::: EXERCISE DATA :::

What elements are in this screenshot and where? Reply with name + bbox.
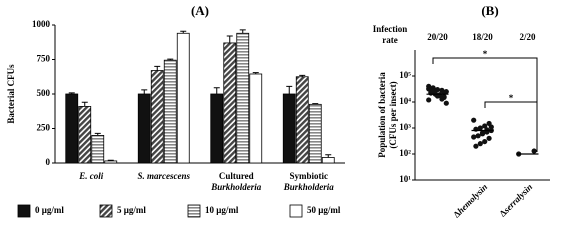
error-bar — [180, 30, 187, 34]
error-bar — [325, 154, 332, 158]
x-tick-label: Cultured — [219, 171, 254, 181]
bar — [321, 157, 335, 164]
legend-label: 0 μg/ml — [35, 205, 64, 215]
bar — [150, 70, 164, 164]
bar — [282, 93, 296, 164]
bar — [295, 76, 309, 164]
point — [477, 141, 483, 147]
y-tick-label: 10⁴ — [399, 96, 411, 106]
point — [484, 127, 490, 133]
bar — [163, 59, 177, 164]
error-bar — [81, 101, 88, 107]
y-tick-label: 10⁵ — [399, 70, 411, 80]
error-bar — [141, 89, 148, 94]
legend-swatch — [17, 204, 31, 218]
legend-swatch — [289, 204, 303, 218]
page: {"chart_data":[ {"type":"bar","title":"(… — [6, 2, 550, 220]
y-tick-label: 750 — [37, 54, 51, 64]
point — [426, 86, 432, 92]
y-tick-label: 1000 — [32, 19, 51, 29]
header-value: 18/20 — [472, 32, 493, 42]
header-label: Infection — [373, 24, 408, 34]
point — [531, 148, 537, 154]
error-bar — [239, 29, 246, 34]
x-tick-label: Symbiotic — [289, 171, 328, 181]
bar — [91, 134, 105, 164]
point — [488, 124, 494, 130]
point — [439, 96, 445, 102]
x-tick-label: Δserralysin — [497, 182, 534, 219]
x-tick-label: E. coli — [78, 171, 103, 181]
chart-title: (B) — [481, 3, 498, 18]
chart-title: (A) — [191, 3, 209, 18]
point — [430, 88, 436, 94]
significance-bracket — [432, 57, 538, 152]
point — [426, 97, 432, 103]
error-bar — [213, 87, 220, 94]
error-bar — [226, 35, 233, 43]
axis — [414, 50, 550, 181]
error-bar — [167, 58, 174, 61]
y-tick-label: 500 — [37, 88, 51, 98]
point — [434, 86, 441, 93]
point — [471, 117, 477, 123]
bar — [65, 93, 79, 164]
bar — [137, 93, 151, 164]
bar — [308, 103, 322, 164]
y-tick-label: 250 — [37, 123, 51, 133]
header-value: 2/20 — [519, 32, 536, 42]
legend-label: 10 μg/ml — [205, 205, 239, 215]
bar — [210, 93, 224, 164]
error-bar — [68, 92, 75, 94]
x-tick-label: Burkholderia — [283, 182, 335, 192]
bar — [249, 73, 263, 164]
point — [477, 125, 483, 131]
bar — [104, 160, 118, 164]
significance-mark: * — [509, 93, 514, 103]
y-tick-label: 10² — [399, 148, 411, 158]
y-tick-label: 10¹ — [399, 174, 411, 184]
error-bar — [94, 132, 101, 136]
error-bar — [107, 159, 114, 161]
y-tick-label: 10³ — [399, 122, 411, 132]
point — [475, 133, 481, 139]
point — [479, 130, 486, 136]
point — [443, 100, 449, 106]
header-value: 20/20 — [427, 32, 448, 42]
legend-label: 50 μg/ml — [307, 205, 341, 215]
error-bar — [299, 74, 306, 77]
point — [486, 135, 492, 141]
point — [482, 138, 488, 145]
legend-swatch — [187, 204, 201, 218]
x-tick-label: S. marcescens — [138, 171, 191, 181]
error-bar — [252, 72, 259, 74]
point — [471, 134, 477, 140]
x-tick-label: Δhemolysin — [451, 182, 489, 220]
bar — [78, 106, 92, 164]
error-bar — [312, 103, 319, 105]
error-bar — [286, 85, 293, 94]
x-tick-label: Burkholderia — [210, 182, 262, 192]
y-tick-label: 0 — [46, 157, 51, 167]
y-axis-label: Population of bacteria — [377, 72, 387, 158]
point — [482, 123, 488, 129]
legend-label: 5 μg/ml — [117, 205, 146, 215]
bar — [236, 32, 250, 164]
bar — [176, 32, 190, 164]
chart: (A) (B) Bacterial CFUs Population of bac… — [6, 3, 550, 220]
bar — [223, 42, 237, 164]
significance-bracket — [484, 101, 537, 108]
y-axis-label: Bacterial CFUs — [6, 64, 16, 124]
point — [473, 143, 479, 149]
y-axis-label: (CFUs per insect) — [388, 81, 398, 148]
header-label: rate — [382, 35, 398, 45]
error-bar — [154, 65, 161, 71]
significance-mark: * — [483, 49, 488, 59]
legend-swatch — [99, 204, 113, 218]
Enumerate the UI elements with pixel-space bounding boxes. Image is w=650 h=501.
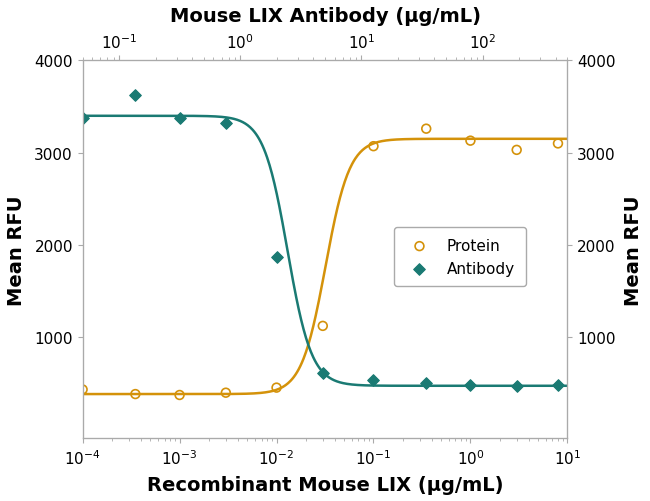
Protein: [512, 147, 522, 155]
Antibody: [318, 369, 328, 377]
X-axis label: Mouse LIX Antibody (μg/mL): Mouse LIX Antibody (μg/mL): [170, 7, 480, 26]
Protein: [220, 389, 231, 397]
Y-axis label: Mean RFU: Mean RFU: [7, 195, 26, 305]
Antibody: [465, 382, 476, 390]
Legend: Protein, Antibody: Protein, Antibody: [393, 228, 526, 287]
Protein: [465, 137, 476, 145]
Protein: [369, 143, 379, 151]
Protein: [421, 125, 432, 133]
Antibody: [369, 376, 379, 384]
Antibody: [174, 114, 185, 122]
Antibody: [271, 253, 281, 261]
Antibody: [552, 381, 563, 389]
Protein: [552, 140, 563, 148]
Antibody: [512, 382, 522, 390]
Antibody: [130, 92, 140, 100]
X-axis label: Recombinant Mouse LIX (μg/mL): Recombinant Mouse LIX (μg/mL): [147, 475, 503, 494]
Antibody: [421, 379, 432, 387]
Protein: [130, 390, 140, 398]
Antibody: [77, 114, 88, 122]
Protein: [77, 386, 88, 394]
Protein: [174, 391, 185, 399]
Antibody: [220, 120, 231, 128]
Y-axis label: Mean RFU: Mean RFU: [624, 195, 643, 305]
Protein: [271, 384, 281, 392]
Protein: [318, 322, 328, 330]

:::

Write out the records above once more, word for word, with no pictures.

OUTPUT BELOW:
What elements are in this screenshot and where? Reply with name + bbox.
error-bar — [180, 30, 187, 34]
error-bar — [325, 154, 332, 158]
x-tick-label: Cultured — [219, 171, 254, 181]
bar — [321, 157, 335, 164]
legend-label: 0 μg/ml — [35, 205, 64, 215]
bar — [150, 70, 164, 164]
bar — [282, 93, 296, 164]
bar — [295, 76, 309, 164]
point — [477, 141, 483, 147]
y-tick-label: 10⁴ — [399, 96, 411, 106]
point — [484, 127, 490, 133]
bar — [163, 59, 177, 164]
error-bar — [81, 101, 88, 107]
y-tick-label: 10⁵ — [399, 70, 411, 80]
error-bar — [141, 89, 148, 94]
legend-swatch — [17, 204, 31, 218]
legend-swatch — [289, 204, 303, 218]
page: {"chart_data":[ {"type":"bar","title":"(… — [6, 2, 550, 220]
y-tick-label: 750 — [37, 54, 51, 64]
point — [426, 86, 432, 92]
y-tick-label: 1000 — [32, 19, 51, 29]
header-value: 18/20 — [472, 32, 493, 42]
header-label: Infection — [373, 24, 408, 34]
point — [531, 148, 537, 154]
error-bar — [239, 29, 246, 34]
x-tick-label: Symbiotic — [289, 171, 328, 181]
bar — [91, 134, 105, 164]
point — [488, 124, 494, 130]
point — [439, 96, 445, 102]
x-tick-label: Δserralysin — [497, 182, 534, 219]
x-tick-label: E. coli — [78, 171, 103, 181]
chart-title: (B) — [481, 3, 498, 18]
chart-title: (A) — [191, 3, 209, 18]
point — [430, 88, 436, 94]
significance-bracket — [432, 57, 538, 152]
point — [426, 97, 432, 103]
error-bar — [213, 87, 220, 94]
error-bar — [226, 35, 233, 43]
axis — [414, 50, 550, 181]
error-bar — [167, 58, 174, 61]
y-tick-label: 500 — [37, 88, 51, 98]
point — [434, 86, 441, 93]
point — [471, 117, 477, 123]
bar — [65, 93, 79, 164]
bar — [137, 93, 151, 164]
bar — [308, 103, 322, 164]
y-tick-label: 250 — [37, 123, 51, 133]
header-value: 2/20 — [519, 32, 536, 42]
legend-label: 10 μg/ml — [205, 205, 239, 215]
bar — [210, 93, 224, 164]
error-bar — [68, 92, 75, 94]
x-tick-label: Burkholderia — [283, 182, 335, 192]
bar — [249, 73, 263, 164]
point — [477, 125, 483, 131]
bar — [104, 160, 118, 164]
significance-mark: * — [509, 93, 514, 103]
y-tick-label: 10² — [399, 148, 411, 158]
y-tick-label: 10¹ — [399, 174, 411, 184]
error-bar — [94, 132, 101, 136]
error-bar — [107, 159, 114, 161]
y-tick-label: 10³ — [399, 122, 411, 132]
point — [475, 133, 481, 139]
point — [479, 130, 486, 136]
point — [443, 100, 449, 106]
header-value: 20/20 — [427, 32, 448, 42]
legend-label: 50 μg/ml — [307, 205, 341, 215]
error-bar — [299, 74, 306, 77]
point — [486, 135, 492, 141]
point — [482, 138, 488, 145]
legend-swatch — [187, 204, 201, 218]
x-tick-label: S. marcescens — [138, 171, 191, 181]
error-bar — [252, 72, 259, 74]
point — [471, 134, 477, 140]
x-tick-label: Δhemolysin — [451, 182, 489, 220]
bar — [78, 106, 92, 164]
error-bar — [312, 103, 319, 105]
error-bar — [286, 85, 293, 94]
x-tick-label: Burkholderia — [210, 182, 262, 192]
y-tick-label: 0 — [46, 157, 51, 167]
y-axis-label: Population of bacteria — [377, 72, 387, 158]
point — [482, 123, 488, 129]
legend-label: 5 μg/ml — [117, 205, 146, 215]
bar — [236, 32, 250, 164]
bar — [176, 32, 190, 164]
chart: (A) (B) Bacterial CFUs Population of bac… — [6, 3, 550, 220]
bar — [223, 42, 237, 164]
significance-bracket — [484, 101, 537, 108]
y-axis-label: Bacterial CFUs — [6, 64, 16, 124]
point — [473, 143, 479, 149]
y-axis-label: (CFUs per insect) — [388, 81, 398, 148]
header-label: rate — [382, 35, 398, 45]
error-bar — [154, 65, 161, 71]
significance-mark: * — [483, 49, 488, 59]
legend-swatch — [99, 204, 113, 218]
Enumerate the UI elements with pixel-space bounding boxes. Image is w=650 h=501.
Protein: [512, 147, 522, 155]
Antibody: [318, 369, 328, 377]
X-axis label: Mouse LIX Antibody (μg/mL): Mouse LIX Antibody (μg/mL): [170, 7, 480, 26]
Protein: [220, 389, 231, 397]
Y-axis label: Mean RFU: Mean RFU: [7, 195, 26, 305]
Antibody: [465, 382, 476, 390]
Legend: Protein, Antibody: Protein, Antibody: [393, 228, 526, 287]
Protein: [465, 137, 476, 145]
Protein: [369, 143, 379, 151]
Protein: [421, 125, 432, 133]
Antibody: [369, 376, 379, 384]
Antibody: [174, 114, 185, 122]
Antibody: [271, 253, 281, 261]
Antibody: [552, 381, 563, 389]
Protein: [552, 140, 563, 148]
Antibody: [512, 382, 522, 390]
Antibody: [130, 92, 140, 100]
X-axis label: Recombinant Mouse LIX (μg/mL): Recombinant Mouse LIX (μg/mL): [147, 475, 503, 494]
Antibody: [421, 379, 432, 387]
Protein: [130, 390, 140, 398]
Antibody: [77, 114, 88, 122]
Protein: [77, 386, 88, 394]
Protein: [174, 391, 185, 399]
Antibody: [220, 120, 231, 128]
Y-axis label: Mean RFU: Mean RFU: [624, 195, 643, 305]
Protein: [271, 384, 281, 392]
Protein: [318, 322, 328, 330]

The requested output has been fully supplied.